**Exercise objective:**
In the copy, include every entry exactly but none of the images.

________________________

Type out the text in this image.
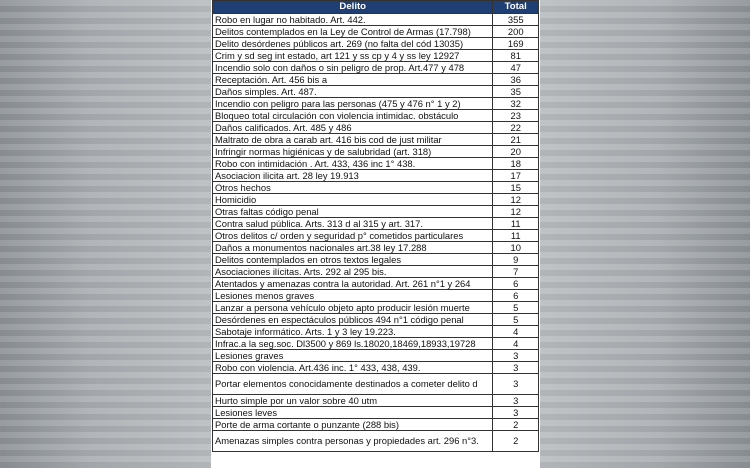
Delito	Total
Robo en lugar no habitado. Art. 442.	355
Delitos contemplados en la Ley de Control de Armas (17.798)	200
Delito desórdenes públicos art. 269 (no falta del cód 13035)	169
Crim y sd seg int estado, art 121 y ss cp y 4 y ss ley 12927	81
Incendio solo con daños o sin peligro de prop. Art.477 y 478	47
Receptación. Art. 456 bis a	36
Daños simples. Art. 487.	35
Incendio con peligro para las personas (475 y 476 n° 1 y 2)	32
Bloqueo total circulación con violencia intimidac. obstáculo	23
Daños calificados. Art. 485 y 486	22
Maltrato de obra a carab art. 416 bis cod de just militar	21
Infringir normas higiénicas y de salubridad (art. 318)	20
Robo con intimidación . Art. 433, 436 inc 1° 438.	18
Asociacion ilicita art. 28 ley 19.913	17
Otros hechos	15
Homicidio	12
Otras faltas código penal	12
Contra salud pública. Arts. 313 d al 315 y art. 317.	11
Otros delitos c/ orden y seguridad p° cometidos particulares	11
Daños a monumentos nacionales art.38 ley 17.288	10
Delitos contemplados en otros textos legales	9
Asociaciones ilícitas. Arts. 292 al 295 bis.	7
Atentados y amenazas contra la autoridad. Art. 261 n°1 y 264	6
Lesiones menos graves	6
Lanzar a persona vehículo objeto apto producir lesión muerte	5
Desórdenes en espectáculos públicos 494 n°1 código penal	5
Sabotaje informático. Arts. 1 y 3 ley 19.223.	4
Infrac.a la seg.soc. Dl3500 y 869 ls.18020,18469,18933,19728	4
Lesiones graves	3
Robo con violencia. Art.436 inc. 1° 433, 438, 439.	3
Portar elementos conocidamente destinados a cometer delito d	3
Hurto simple por un valor sobre 40 utm	3
Lesiones leves	3
Porte de arma cortante o punzante (288 bis)	2
Amenazas simples contra personas y propiedades art. 296 n°3.	2
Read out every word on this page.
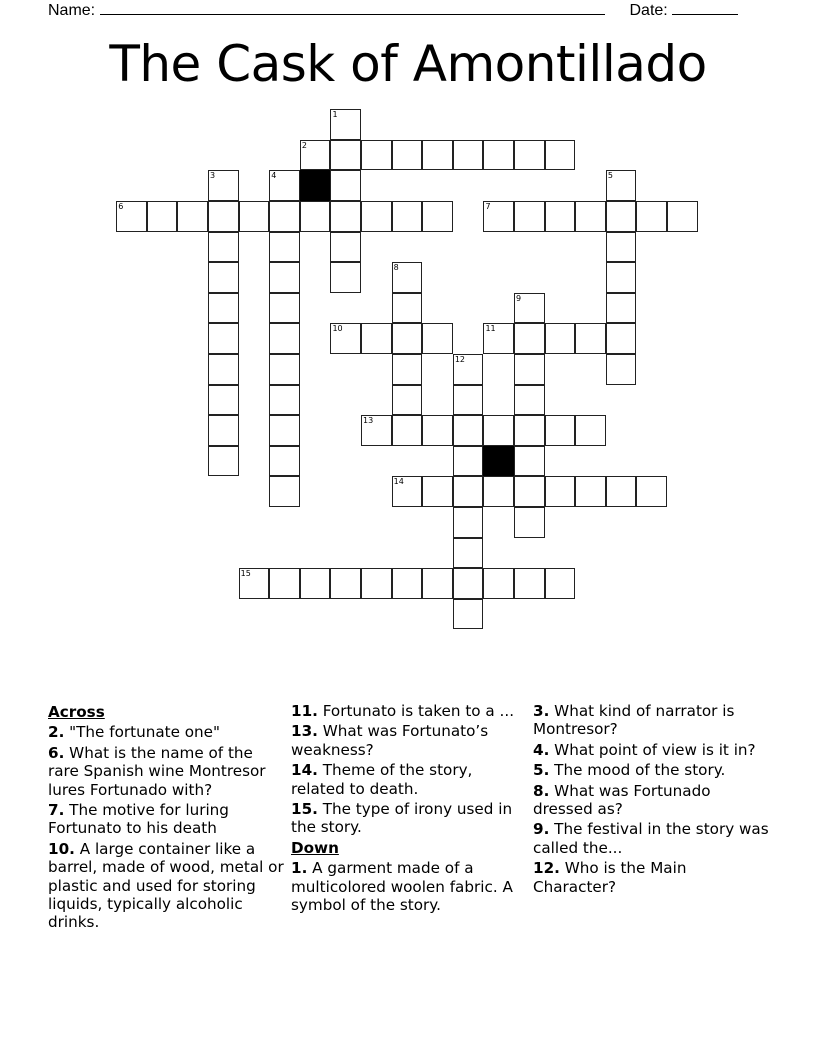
Name:	Date:
The Cask of Amontillado
1
2
3	4	5
6	7
8
9
10	11
12
13
14
15
Across
2. "The fortunate one"
6. What is the name of the rare Spanish wine Montresor lures Fortunado with?
7. The motive for luring Fortunato to his death
10. A large container like a barrel, made of wood, metal or plastic and used for storing liquids, typically alcoholic drinks.
11. Fortunato is taken to a ...
13. What was Fortunato’s weakness?
14. Theme of the story, related to death.
15. The type of irony used in the story.
Down
1. A garment made of a multicolored woolen fabric. A symbol of the story.
3. What kind of narrator is Montresor?
4. What point of view is it in?
5. The mood of the story.
8. What was Fortunado dressed as?
9. The festival in the story was called the...
12. Who is the Main Character?
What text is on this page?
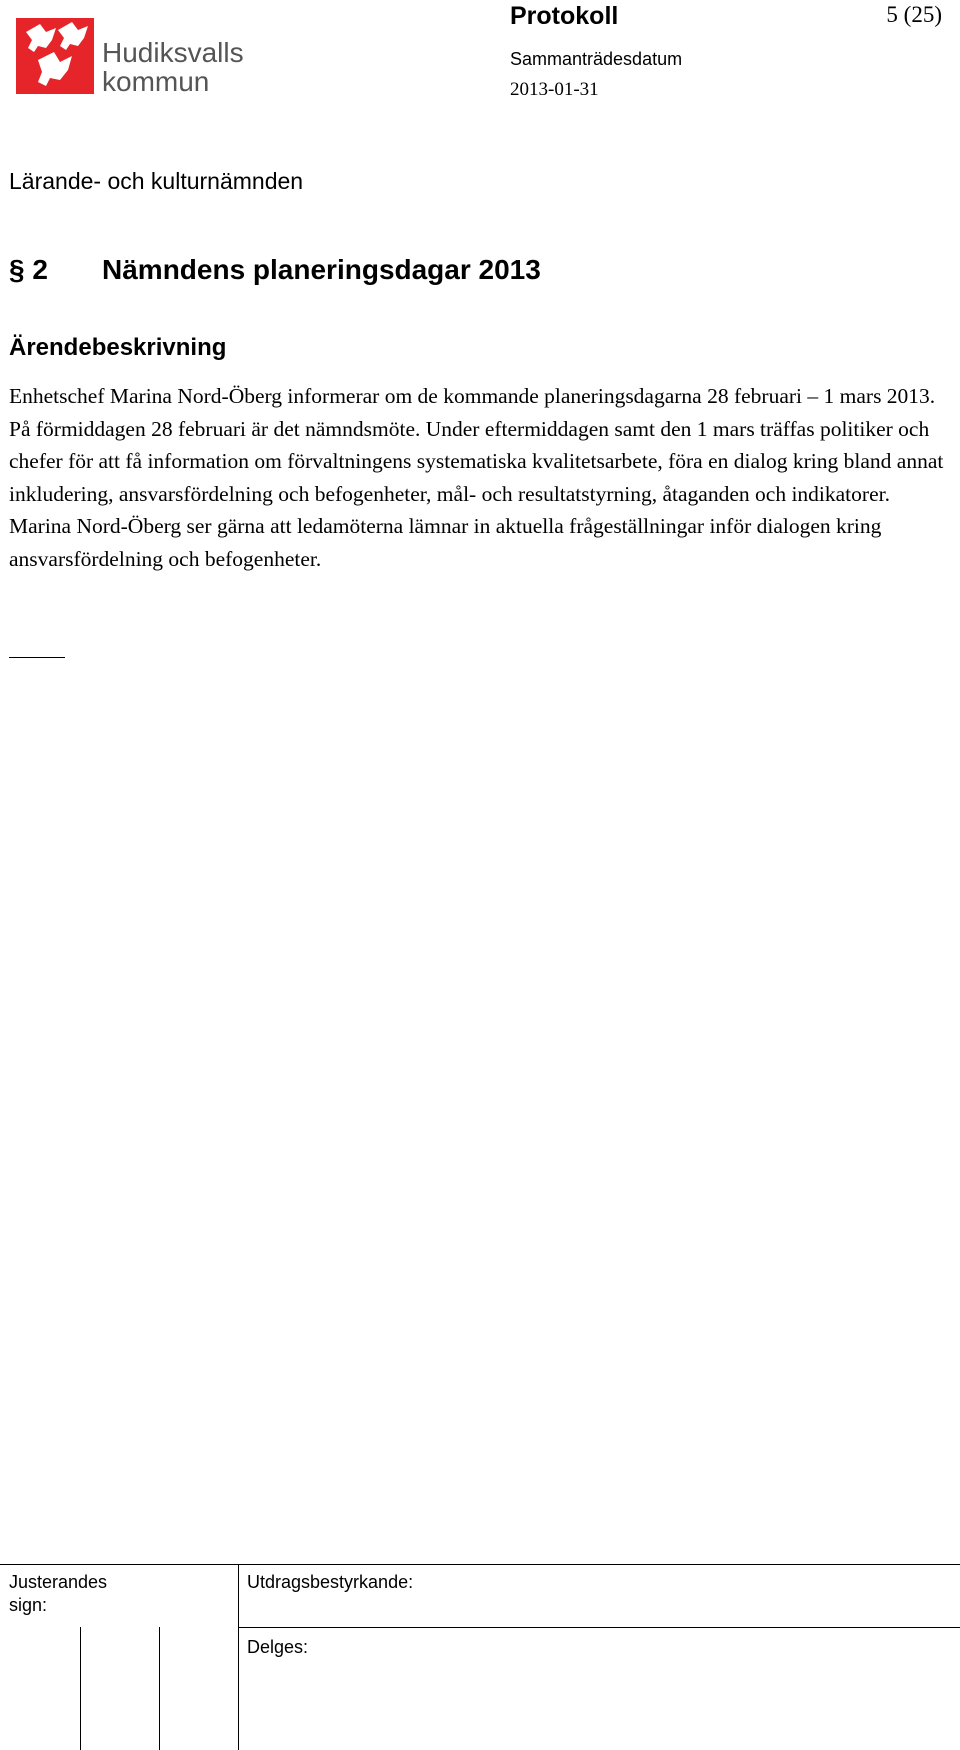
Hudiksvalls
kommun
Protokoll	5 (25)
Sammanträdesdatum
2013-01-31
Lärande- och kulturnämnden
§ 2	Nämndens planeringsdagar 2013
Ärendebeskrivning

Enhetschef Marina Nord-Öberg informerar om de kommande planeringsdagarna 28 februari – 1 mars 2013. På förmiddagen 28 februari är det nämndsmöte. Under eftermiddagen samt den 1 mars träffas politiker och chefer för att få information om förvaltningens systematiska kvalitetsarbete, föra en dialog kring bland annat inkludering, ansvarsfördelning och befogenheter, mål- och resultatstyrning, åtaganden och indikatorer. Marina Nord-Öberg ser gärna att ledamöterna lämnar in aktuella frågeställningar inför dialogen kring ansvarsfördelning och befogenheter.

Justerandes sign:
Utdragsbestyrkande:
Delges:
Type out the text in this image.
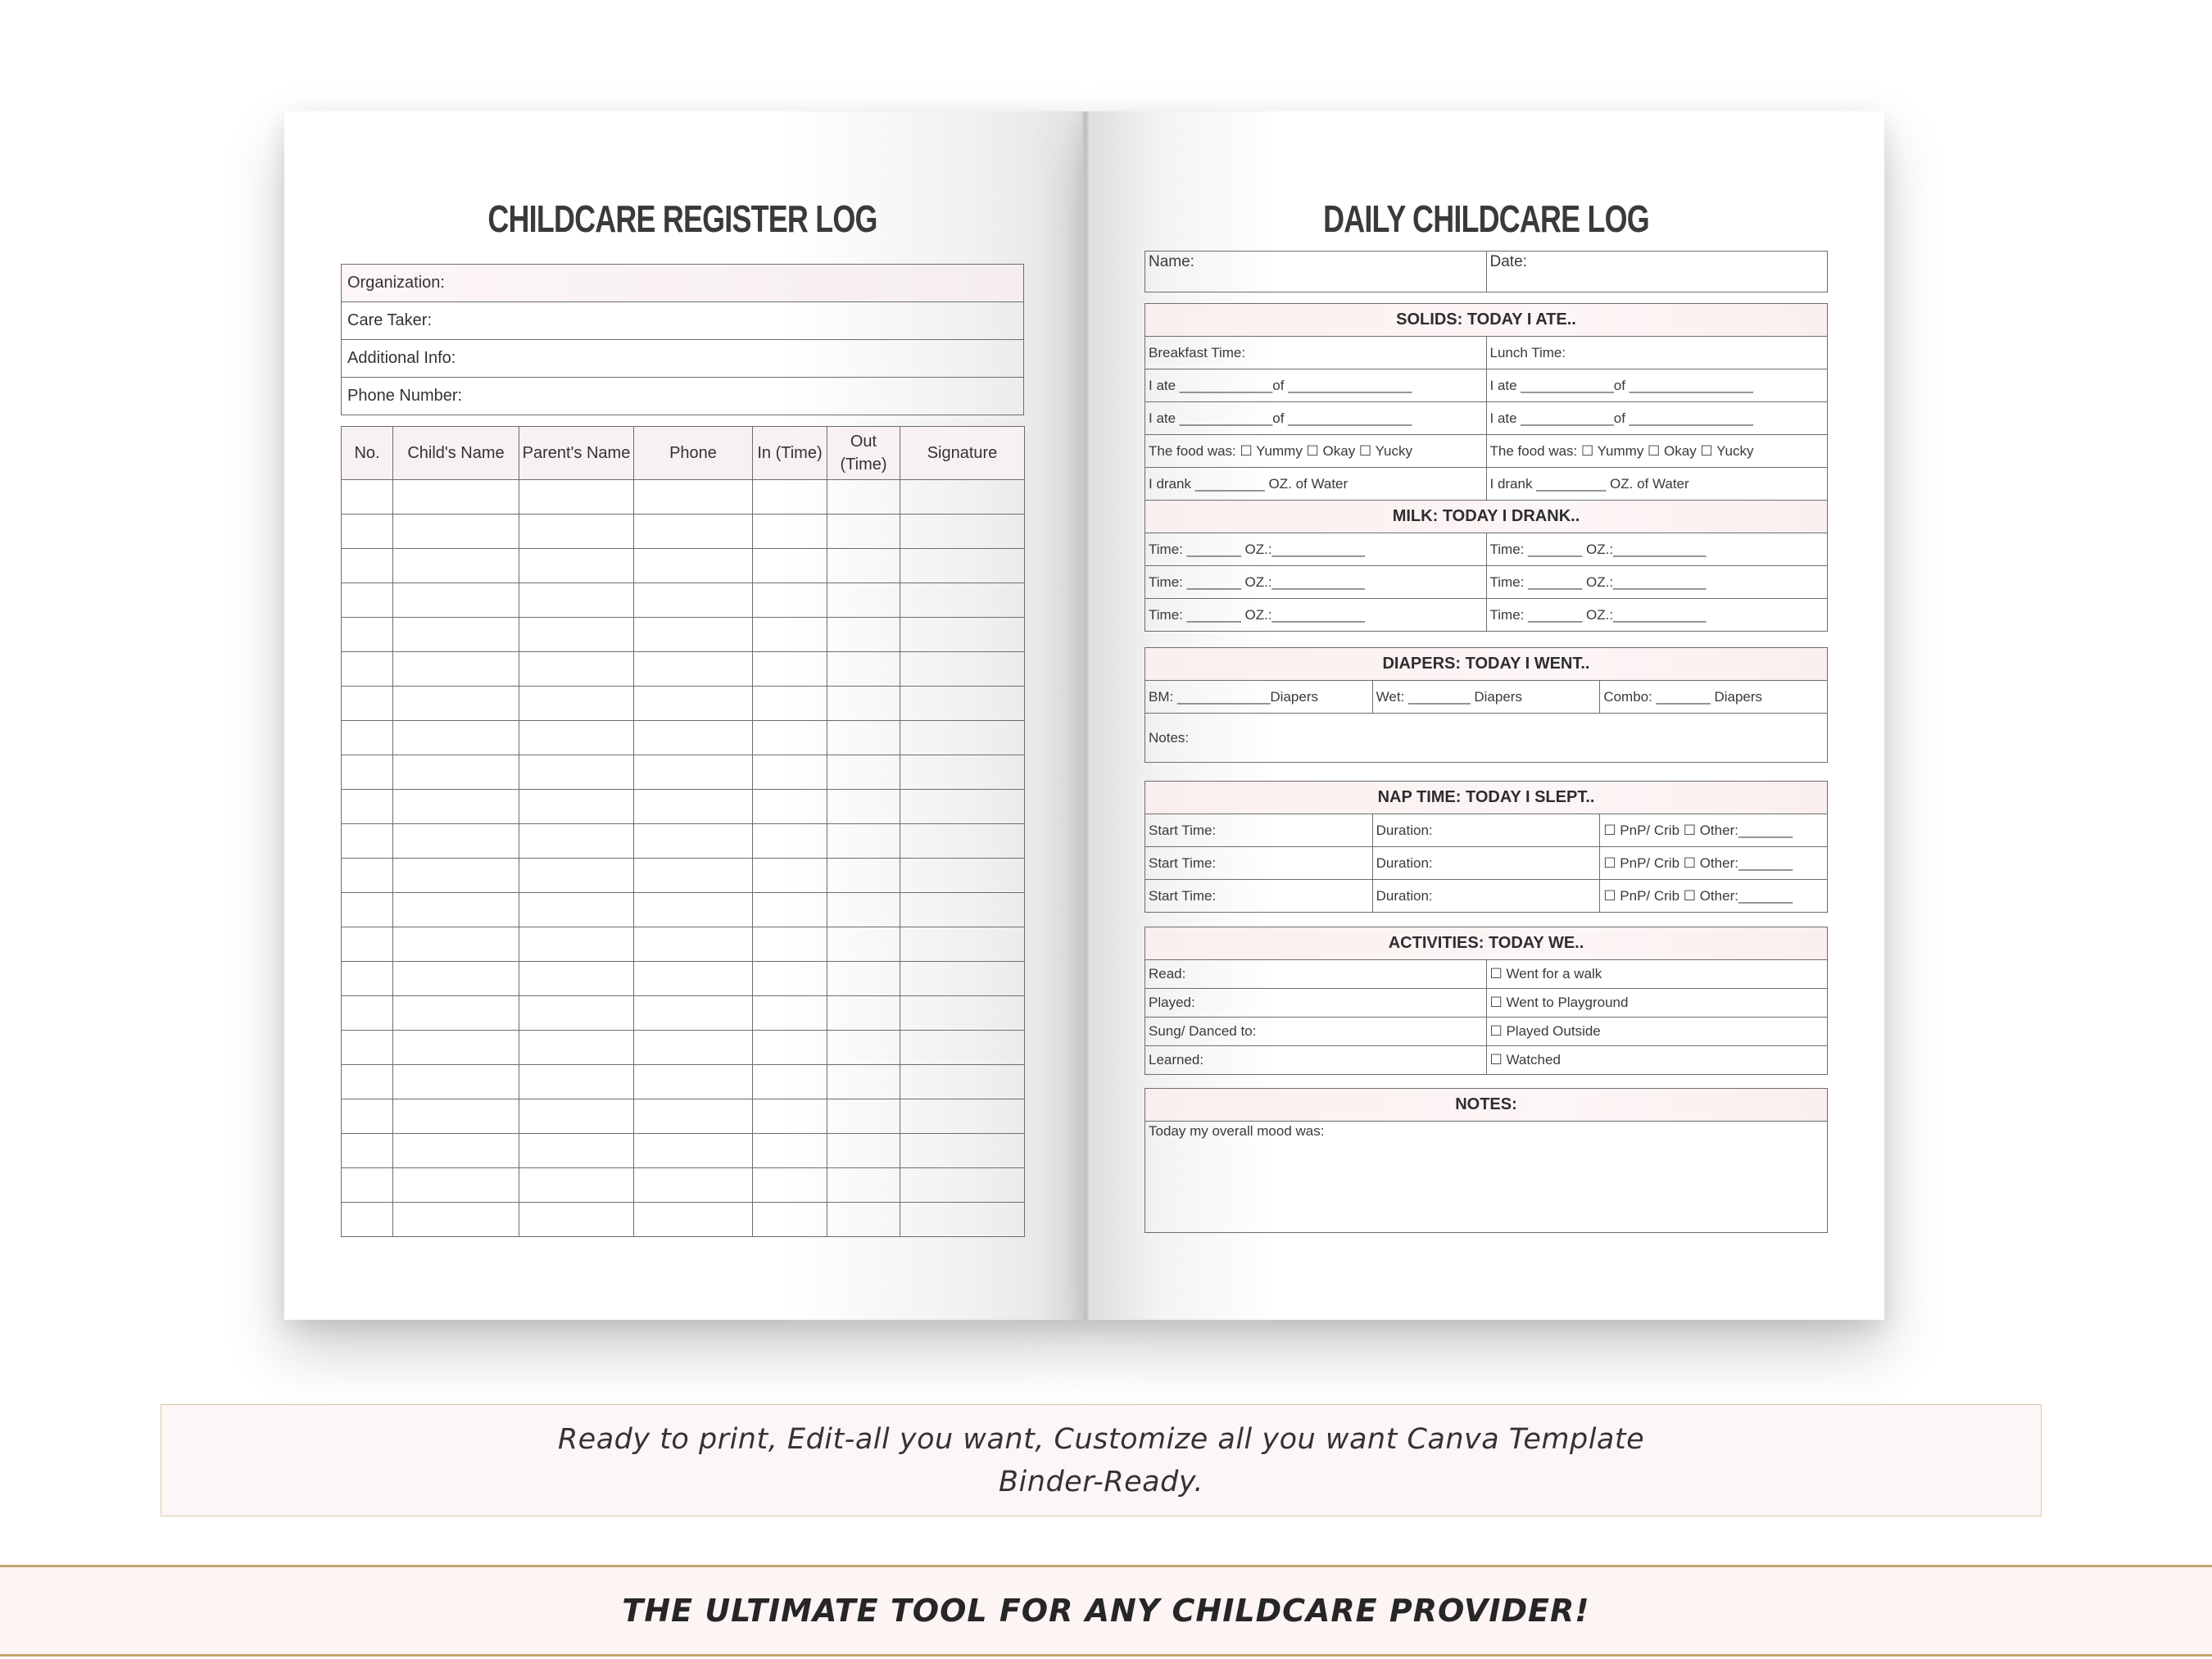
CHILDCARE REGISTER LOG
Organization:
Care Taker:
Additional Info:
Phone Number:
No.	Child's Name	Parent's Name	Phone	In (Time)	Out (Time)	Signature

DAILY CHILDCARE LOG
Name:	Date:
SOLIDS: TODAY I ATE..	
Breakfast Time:	Lunch Time:
I ate ____________of ________________	I ate ____________of ________________
I ate ____________of ________________	I ate ____________of ________________
The food was: ☐ Yummy ☐ Okay ☐ Yucky	The food was: ☐ Yummy ☐ Okay ☐ Yucky
I drank _________ OZ. of Water	I drank _________ OZ. of Water
MILK: TODAY I DRANK..	
Time: _______ OZ.:____________	Time: _______ OZ.:____________
Time: _______ OZ.:____________	Time: _______ OZ.:____________
Time: _______ OZ.:____________	Time: _______ OZ.:____________
DIAPERS: TODAY I WENT..
BM: ____________Diapers	Wet: ________ Diapers	Combo: _______ Diapers
Notes:
NAP TIME: TODAY I SLEPT..		
Start Time:	Duration:	☐ PnP/ Crib ☐ Other:_______
Start Time:	Duration:	☐ PnP/ Crib ☐ Other:_______
Start Time:	Duration:	☐ PnP/ Crib ☐ Other:_______
ACTIVITIES: TODAY WE..	
Read:	☐ Went for a walk
Played:	☐ Went to Playground
Sung/ Danced to:	☐ Played Outside
Learned:	☐ Watched
NOTES:
Today my overall mood was:
Ready to print, Edit-all you want, Customize all you want Canva Template
Binder-Ready.
THE ULTIMATE TOOL FOR ANY CHILDCARE PROVIDER!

________________________

**Response to this task:**
Type out the text in this image.
Delito	Total
Robo en lugar no habitado. Art. 442.	355
Delitos contemplados en la Ley de Control de Armas (17.798)	200
Delito desórdenes públicos art. 269 (no falta del cód 13035)	169
Crim y sd seg int estado, art 121 y ss cp y 4 y ss ley 12927	81
Incendio solo con daños o sin peligro de prop. Art.477 y 478	47
Receptación. Art. 456 bis a	36
Daños simples. Art. 487.	35
Incendio con peligro para las personas (475 y 476 n° 1 y 2)	32
Bloqueo total circulación con violencia intimidac. obstáculo	23
Daños calificados. Art. 485 y 486	22
Maltrato de obra a carab art. 416 bis cod de just militar	21
Infringir normas higiénicas y de salubridad (art. 318)	20
Robo con intimidación . Art. 433, 436 inc 1° 438.	18
Asociacion ilicita art. 28 ley 19.913	17
Otros hechos	15
Homicidio	12
Otras faltas código penal	12
Contra salud pública. Arts. 313 d al 315 y art. 317.	11
Otros delitos c/ orden y seguridad p° cometidos particulares	11
Daños a monumentos nacionales art.38 ley 17.288	10
Delitos contemplados en otros textos legales	9
Asociaciones ilícitas. Arts. 292 al 295 bis.	7
Atentados y amenazas contra la autoridad. Art. 261 n°1 y 264	6
Lesiones menos graves	6
Lanzar a persona vehículo objeto apto producir lesión muerte	5
Desórdenes en espectáculos públicos 494 n°1 código penal	5
Sabotaje informático. Arts. 1 y 3 ley 19.223.	4
Infrac.a la seg.soc. Dl3500 y 869 ls.18020,18469,18933,19728	4
Lesiones graves	3
Robo con violencia. Art.436 inc. 1° 433, 438, 439.	3
Portar elementos conocidamente destinados a cometer delito d	3
Hurto simple por un valor sobre 40 utm	3
Lesiones leves	3
Porte de arma cortante o punzante (288 bis)	2
Amenazas simples contra personas y propiedades art. 296 n°3.	2
Read out every word on this page.
Name:	Date:
The Cask of Amontillado
1
2
3	4	5
6	7
8
9
10	11
12
13
14
15
Across
2. "The fortunate one"
6. What is the name of the rare Spanish wine Montresor lures Fortunado with?
7. The motive for luring Fortunato to his death
10. A large container like a barrel, made of wood, metal or plastic and used for storing liquids, typically alcoholic drinks.
11. Fortunato is taken to a ...
13. What was Fortunato’s weakness?
14. Theme of the story, related to death.
15. The type of irony used in the story.
Down
1. A garment made of a multicolored woolen fabric. A symbol of the story.
3. What kind of narrator is Montresor?
4. What point of view is it in?
5. The mood of the story.
8. What was Fortunado dressed as?
9. The festival in the story was called the...
12. Who is the Main Character?
What text is on this page?
Hudiksvalls
kommun
Protokoll	5 (25)
Sammanträdesdatum
2013-01-31
Lärande- och kulturnämnden
§ 2	Nämndens planeringsdagar 2013
Ärendebeskrivning

Enhetschef Marina Nord-Öberg informerar om de kommande planeringsdagarna 28 februari – 1 mars 2013. På förmiddagen 28 februari är det nämndsmöte. Under eftermiddagen samt den 1 mars träffas politiker och chefer för att få information om förvaltningens systematiska kvalitetsarbete, föra en dialog kring bland annat inkludering, ansvarsfördelning och befogenheter, mål- och resultatstyrning, åtaganden och indikatorer. Marina Nord-Öberg ser gärna att ledamöterna lämnar in aktuella frågeställningar inför dialogen kring ansvarsfördelning och befogenheter.

Justerandes sign:
Utdragsbestyrkande:
Delges:
Type out the text in this image.
CHILDCARE REGISTER LOG
Organization:
Care Taker:
Additional Info:
Phone Number:
No.	Child's Name	Parent's Name	Phone	In (Time)	Out (Time)	Signature

DAILY CHILDCARE LOG
Name:	Date:
SOLIDS: TODAY I ATE..	
Breakfast Time:	Lunch Time:
I ate ____________of ________________	I ate ____________of ________________
I ate ____________of ________________	I ate ____________of ________________
The food was: ☐ Yummy ☐ Okay ☐ Yucky	The food was: ☐ Yummy ☐ Okay ☐ Yucky
I drank _________ OZ. of Water	I drank _________ OZ. of Water
MILK: TODAY I DRANK..	
Time: _______ OZ.:____________	Time: _______ OZ.:____________
Time: _______ OZ.:____________	Time: _______ OZ.:____________
Time: _______ OZ.:____________	Time: _______ OZ.:____________
DIAPERS: TODAY I WENT..
BM: ____________Diapers	Wet: ________ Diapers	Combo: _______ Diapers
Notes:
NAP TIME: TODAY I SLEPT..		
Start Time:	Duration:	☐ PnP/ Crib ☐ Other:_______
Start Time:	Duration:	☐ PnP/ Crib ☐ Other:_______
Start Time:	Duration:	☐ PnP/ Crib ☐ Other:_______
ACTIVITIES: TODAY WE..	
Read:	☐ Went for a walk
Played:	☐ Went to Playground
Sung/ Danced to:	☐ Played Outside
Learned:	☐ Watched
NOTES:
Today my overall mood was:
Ready to print, Edit-all you want, Customize all you want Canva Template
Binder-Ready.
THE ULTIMATE TOOL FOR ANY CHILDCARE PROVIDER!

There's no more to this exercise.